-- start of Task data --

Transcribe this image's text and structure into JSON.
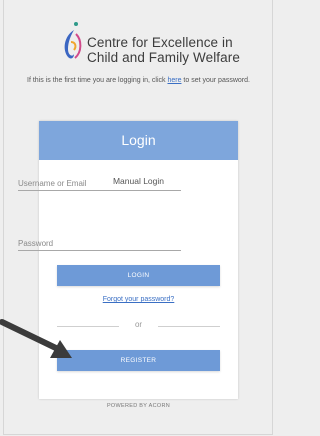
{
  "logo": {
    "line1": "Centre for Excellence in",
    "line2": "Child and Family Welfare",
    "icon": "organization-logo-icon"
  },
  "intro": {
    "before": "If this is the first time you are logging in, click ",
    "link": "here",
    "after": " to set your password."
  },
  "card": {
    "header": "Login",
    "manual_title": "Manual Login",
    "username_placeholder": "Username or Email",
    "password_placeholder": "Password",
    "login_label": "LOGIN",
    "forgot_label": "Forgot your password?",
    "or_label": "or",
    "register_label": "REGISTER"
  },
  "footer": {
    "powered": "POWERED BY ACORN"
  },
  "annotation": {
    "icon": "arrow-pointer-icon"
  },
  "colors": {
    "accent": "#7ea6dc",
    "button": "#6e9ad7",
    "link": "#3a6fc4",
    "background": "#eeeeee"
  }
}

-- end of Task data --

Requirement — Give the material again exactly as it is, but keep the pictures out.

Result for this exercise —
Transcribe this image's text and structure into JSON.
{
  "logo": {
    "line1": "Centre for Excellence in",
    "line2": "Child and Family Welfare",
    "icon": "organization-logo-icon"
  },
  "intro": {
    "before": "If this is the first time you are logging in, click ",
    "link": "here",
    "after": " to set your password."
  },
  "card": {
    "header": "Login",
    "manual_title": "Manual Login",
    "username_placeholder": "Username or Email",
    "password_placeholder": "Password",
    "login_label": "LOGIN",
    "forgot_label": "Forgot your password?",
    "or_label": "or",
    "register_label": "REGISTER"
  },
  "footer": {
    "powered": "POWERED BY ACORN"
  },
  "annotation": {
    "icon": "arrow-pointer-icon"
  },
  "colors": {
    "accent": "#7ea6dc",
    "button": "#6e9ad7",
    "link": "#3a6fc4",
    "background": "#eeeeee"
  }
}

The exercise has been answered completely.